Select from the data all lines with the word "Guidelines".

Entries from a dataset
>> begin

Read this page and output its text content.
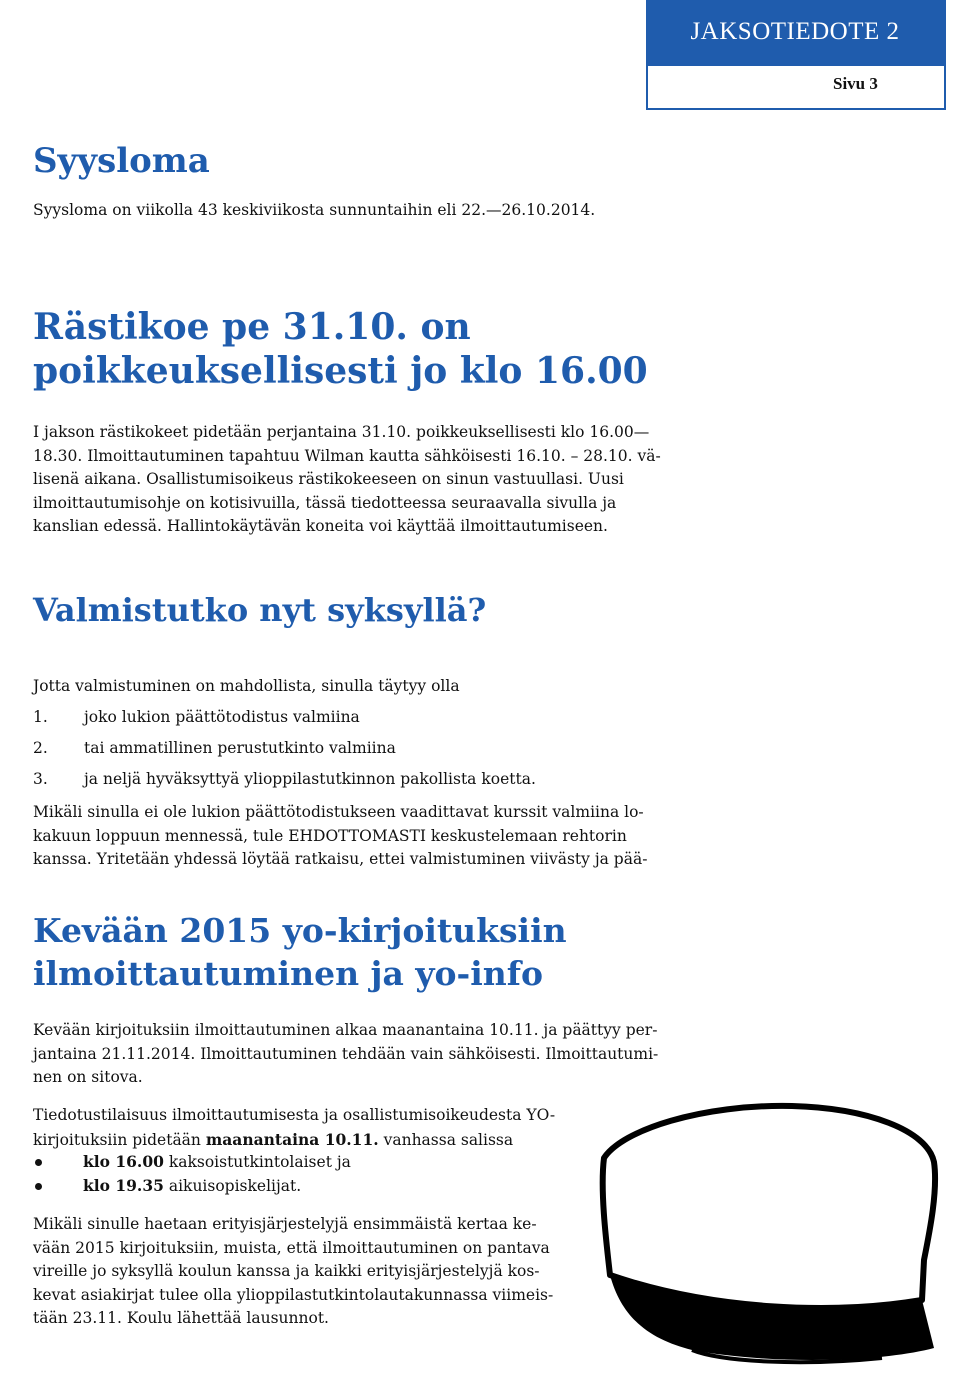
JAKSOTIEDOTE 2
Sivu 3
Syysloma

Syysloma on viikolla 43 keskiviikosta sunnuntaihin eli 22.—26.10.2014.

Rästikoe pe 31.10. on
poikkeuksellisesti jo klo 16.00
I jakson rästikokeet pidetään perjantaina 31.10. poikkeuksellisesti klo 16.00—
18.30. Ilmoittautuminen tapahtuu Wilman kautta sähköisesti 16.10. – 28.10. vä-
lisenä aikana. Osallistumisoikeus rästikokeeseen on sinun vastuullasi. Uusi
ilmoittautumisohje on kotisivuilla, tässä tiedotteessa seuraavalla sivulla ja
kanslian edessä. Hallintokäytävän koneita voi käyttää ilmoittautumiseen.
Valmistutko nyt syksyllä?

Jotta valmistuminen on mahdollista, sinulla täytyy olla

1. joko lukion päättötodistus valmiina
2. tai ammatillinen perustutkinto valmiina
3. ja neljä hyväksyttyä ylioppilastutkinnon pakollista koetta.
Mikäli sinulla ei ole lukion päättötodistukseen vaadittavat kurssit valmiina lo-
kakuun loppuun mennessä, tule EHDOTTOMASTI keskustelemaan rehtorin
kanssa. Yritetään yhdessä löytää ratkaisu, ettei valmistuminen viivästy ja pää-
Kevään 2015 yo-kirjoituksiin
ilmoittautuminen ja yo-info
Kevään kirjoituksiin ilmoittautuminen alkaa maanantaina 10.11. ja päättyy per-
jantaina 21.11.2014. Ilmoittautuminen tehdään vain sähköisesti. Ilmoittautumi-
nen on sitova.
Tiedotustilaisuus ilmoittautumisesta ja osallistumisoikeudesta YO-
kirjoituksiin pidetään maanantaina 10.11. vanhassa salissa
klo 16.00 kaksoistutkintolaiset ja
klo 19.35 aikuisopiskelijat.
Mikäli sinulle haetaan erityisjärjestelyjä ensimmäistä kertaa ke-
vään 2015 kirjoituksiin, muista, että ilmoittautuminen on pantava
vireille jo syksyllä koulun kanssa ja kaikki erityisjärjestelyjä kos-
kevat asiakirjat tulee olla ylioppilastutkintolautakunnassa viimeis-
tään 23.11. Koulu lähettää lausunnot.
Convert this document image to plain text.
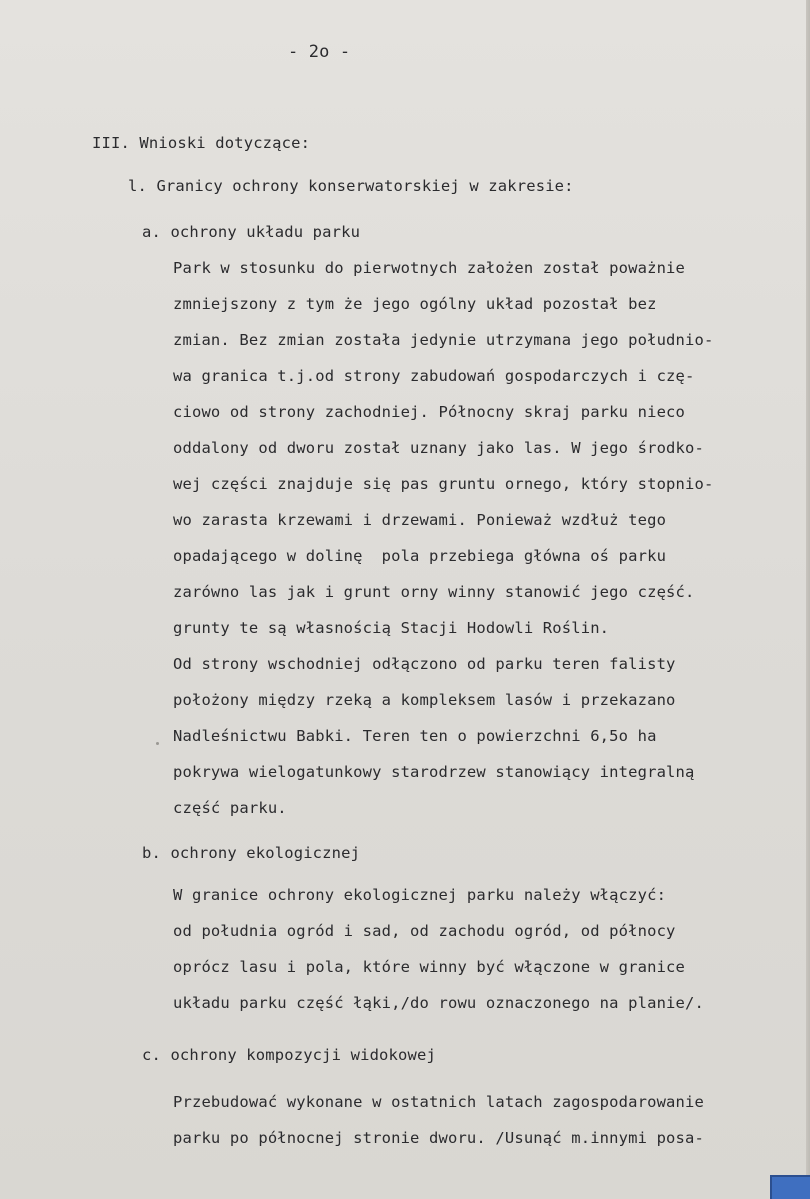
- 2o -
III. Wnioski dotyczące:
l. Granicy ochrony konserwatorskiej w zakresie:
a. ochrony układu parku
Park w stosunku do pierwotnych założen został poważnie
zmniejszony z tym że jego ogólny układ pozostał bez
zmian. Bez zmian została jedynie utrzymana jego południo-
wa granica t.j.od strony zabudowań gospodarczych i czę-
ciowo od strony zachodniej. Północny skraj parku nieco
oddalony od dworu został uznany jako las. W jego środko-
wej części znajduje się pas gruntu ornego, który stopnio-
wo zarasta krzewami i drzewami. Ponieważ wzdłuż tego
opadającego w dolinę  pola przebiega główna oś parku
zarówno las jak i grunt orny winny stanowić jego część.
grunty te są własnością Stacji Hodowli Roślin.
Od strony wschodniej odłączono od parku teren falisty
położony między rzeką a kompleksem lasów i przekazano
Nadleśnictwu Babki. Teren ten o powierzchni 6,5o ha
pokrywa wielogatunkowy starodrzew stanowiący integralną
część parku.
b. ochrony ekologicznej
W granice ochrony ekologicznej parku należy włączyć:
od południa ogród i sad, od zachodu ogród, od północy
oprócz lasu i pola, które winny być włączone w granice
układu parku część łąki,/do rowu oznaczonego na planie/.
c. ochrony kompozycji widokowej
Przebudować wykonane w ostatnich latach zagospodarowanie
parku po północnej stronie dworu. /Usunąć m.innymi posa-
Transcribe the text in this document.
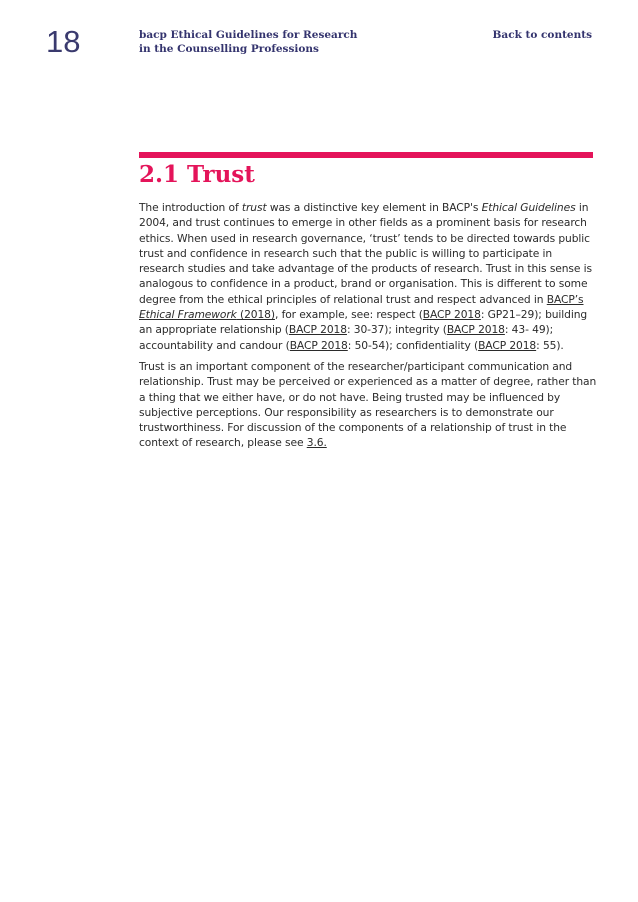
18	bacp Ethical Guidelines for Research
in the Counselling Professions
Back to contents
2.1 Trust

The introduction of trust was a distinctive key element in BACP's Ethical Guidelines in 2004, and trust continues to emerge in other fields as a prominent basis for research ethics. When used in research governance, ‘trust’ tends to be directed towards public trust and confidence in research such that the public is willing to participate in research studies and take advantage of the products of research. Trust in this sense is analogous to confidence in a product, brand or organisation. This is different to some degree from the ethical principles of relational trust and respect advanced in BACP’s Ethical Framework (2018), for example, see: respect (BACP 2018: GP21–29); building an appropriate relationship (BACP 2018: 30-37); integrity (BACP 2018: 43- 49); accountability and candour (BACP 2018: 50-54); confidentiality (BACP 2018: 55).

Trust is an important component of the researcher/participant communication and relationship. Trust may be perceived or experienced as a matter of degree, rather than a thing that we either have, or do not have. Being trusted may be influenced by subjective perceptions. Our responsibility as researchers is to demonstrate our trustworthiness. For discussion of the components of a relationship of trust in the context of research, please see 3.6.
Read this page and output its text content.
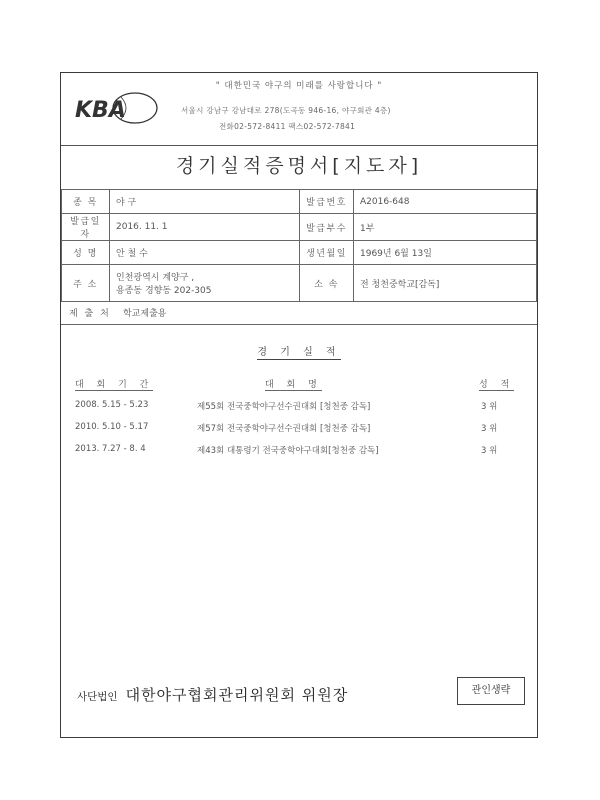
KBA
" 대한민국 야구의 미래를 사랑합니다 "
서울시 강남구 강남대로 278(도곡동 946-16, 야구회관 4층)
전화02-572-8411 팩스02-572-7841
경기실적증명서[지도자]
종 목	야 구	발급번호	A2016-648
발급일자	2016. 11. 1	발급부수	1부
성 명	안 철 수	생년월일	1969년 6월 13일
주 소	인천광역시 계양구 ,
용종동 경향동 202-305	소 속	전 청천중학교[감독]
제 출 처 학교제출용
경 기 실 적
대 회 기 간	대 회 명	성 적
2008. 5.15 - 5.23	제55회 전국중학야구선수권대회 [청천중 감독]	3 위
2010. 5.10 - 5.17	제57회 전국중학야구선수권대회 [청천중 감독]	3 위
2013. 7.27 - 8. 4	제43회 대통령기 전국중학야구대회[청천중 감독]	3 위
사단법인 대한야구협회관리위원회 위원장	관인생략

>> end

# SOLUTION FOR THIS TASK
18	bacp Ethical Guidelines for Research
The introduction of trust was a distinctive key element in BACP's Ethical Guidelines in 2004, and trust continues to emerge in other fields as a prominent basis for research ethics. When used in research governance, ‘trust’ tends to be directed towards public trust and confidence in research such that the public is willing to participate in research studies and take advantage of the products of research. Trust in this sense is analogous to confidence in a product, brand or organisation. This is different to some degree from the ethical principles of relational trust and respect advanced in BACP’s Ethical Framework (2018), for example, see: respect (BACP 2018: GP21–29); building an appropriate relationship (BACP 2018: 30-37); integrity (BACP 2018: 43- 49); accountability and candour (BACP 2018: 50-54); confidentiality (BACP 2018: 55).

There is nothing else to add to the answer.